- _YOUR TASK_
Give the lines of the material as a JSON list of strings, one string per line and blank lines omitted, starting at the first line and ending at the line that contains "Point <box>548 458 561 467</box>".

Spatial layout data

_____

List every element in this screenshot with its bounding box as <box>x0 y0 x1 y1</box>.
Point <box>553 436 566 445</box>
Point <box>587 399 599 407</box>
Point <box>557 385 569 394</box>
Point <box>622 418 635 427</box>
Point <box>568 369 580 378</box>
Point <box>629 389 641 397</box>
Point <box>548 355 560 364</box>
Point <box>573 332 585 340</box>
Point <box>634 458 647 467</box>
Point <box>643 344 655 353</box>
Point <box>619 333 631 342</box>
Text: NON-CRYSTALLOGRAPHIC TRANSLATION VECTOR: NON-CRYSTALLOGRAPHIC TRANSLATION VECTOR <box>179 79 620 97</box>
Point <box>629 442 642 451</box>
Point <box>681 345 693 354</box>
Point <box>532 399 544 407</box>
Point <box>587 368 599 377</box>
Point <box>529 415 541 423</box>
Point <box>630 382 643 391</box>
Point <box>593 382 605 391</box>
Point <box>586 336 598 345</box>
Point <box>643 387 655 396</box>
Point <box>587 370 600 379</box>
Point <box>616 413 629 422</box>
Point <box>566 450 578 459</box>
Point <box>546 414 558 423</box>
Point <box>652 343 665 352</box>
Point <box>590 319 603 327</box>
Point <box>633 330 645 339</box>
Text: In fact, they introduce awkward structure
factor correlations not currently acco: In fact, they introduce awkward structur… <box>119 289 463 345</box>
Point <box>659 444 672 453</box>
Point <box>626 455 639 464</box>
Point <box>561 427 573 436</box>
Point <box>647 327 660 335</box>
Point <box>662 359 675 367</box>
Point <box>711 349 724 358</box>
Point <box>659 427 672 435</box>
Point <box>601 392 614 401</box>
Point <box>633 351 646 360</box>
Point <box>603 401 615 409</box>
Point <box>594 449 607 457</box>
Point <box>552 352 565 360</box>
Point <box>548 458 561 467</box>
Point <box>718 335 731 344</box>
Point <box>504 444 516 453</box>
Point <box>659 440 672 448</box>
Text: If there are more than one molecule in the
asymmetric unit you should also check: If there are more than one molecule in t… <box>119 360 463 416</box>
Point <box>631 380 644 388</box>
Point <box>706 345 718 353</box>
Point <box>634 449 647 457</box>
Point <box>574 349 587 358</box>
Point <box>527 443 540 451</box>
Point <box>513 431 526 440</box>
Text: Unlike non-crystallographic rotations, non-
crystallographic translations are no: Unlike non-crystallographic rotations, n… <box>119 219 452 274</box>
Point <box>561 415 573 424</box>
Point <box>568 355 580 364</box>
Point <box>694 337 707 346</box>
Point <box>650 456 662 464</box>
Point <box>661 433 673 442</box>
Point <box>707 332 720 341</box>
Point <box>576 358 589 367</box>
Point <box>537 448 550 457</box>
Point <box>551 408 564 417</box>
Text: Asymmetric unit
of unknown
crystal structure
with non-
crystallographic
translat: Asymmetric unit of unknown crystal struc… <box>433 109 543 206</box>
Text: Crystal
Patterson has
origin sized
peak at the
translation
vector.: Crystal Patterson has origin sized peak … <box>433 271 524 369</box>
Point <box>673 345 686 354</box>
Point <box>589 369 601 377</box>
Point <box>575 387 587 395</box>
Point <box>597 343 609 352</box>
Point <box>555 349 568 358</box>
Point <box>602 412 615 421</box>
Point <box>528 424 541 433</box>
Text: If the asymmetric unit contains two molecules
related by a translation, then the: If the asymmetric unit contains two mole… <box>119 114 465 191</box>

_____

- _FULL SOLUTION_
[
  "List every element in this screenshot with its bounding box as <box>x0 y0 x1 y1</box>.",
  "Point <box>553 436 566 445</box>",
  "Point <box>587 399 599 407</box>",
  "Point <box>557 385 569 394</box>",
  "Point <box>622 418 635 427</box>",
  "Point <box>568 369 580 378</box>",
  "Point <box>629 389 641 397</box>",
  "Point <box>548 355 560 364</box>",
  "Point <box>573 332 585 340</box>",
  "Point <box>634 458 647 467</box>",
  "Point <box>643 344 655 353</box>",
  "Point <box>619 333 631 342</box>",
  "Text: NON-CRYSTALLOGRAPHIC TRANSLATION VECTOR: NON-CRYSTALLOGRAPHIC TRANSLATION VECTOR <box>179 79 620 97</box>",
  "Point <box>629 442 642 451</box>",
  "Point <box>681 345 693 354</box>",
  "Point <box>532 399 544 407</box>",
  "Point <box>587 368 599 377</box>",
  "Point <box>529 415 541 423</box>",
  "Point <box>630 382 643 391</box>",
  "Point <box>593 382 605 391</box>",
  "Point <box>586 336 598 345</box>",
  "Point <box>643 387 655 396</box>",
  "Point <box>587 370 600 379</box>",
  "Point <box>616 413 629 422</box>",
  "Point <box>566 450 578 459</box>",
  "Point <box>546 414 558 423</box>",
  "Point <box>652 343 665 352</box>",
  "Point <box>590 319 603 327</box>",
  "Point <box>633 330 645 339</box>",
  "Text: In fact, they introduce awkward structure",
  "factor correlations not currently acco: In fact, they introduce awkward structur… <box>119 289 463 345</box>",
  "Point <box>659 444 672 453</box>",
  "Point <box>626 455 639 464</box>",
  "Point <box>561 427 573 436</box>",
  "Point <box>647 327 660 335</box>",
  "Point <box>662 359 675 367</box>",
  "Point <box>711 349 724 358</box>",
  "Point <box>659 427 672 435</box>",
  "Point <box>601 392 614 401</box>",
  "Point <box>633 351 646 360</box>",
  "Point <box>603 401 615 409</box>",
  "Point <box>594 449 607 457</box>",
  "Point <box>552 352 565 360</box>",
  "Point <box>548 458 561 467</box>"
]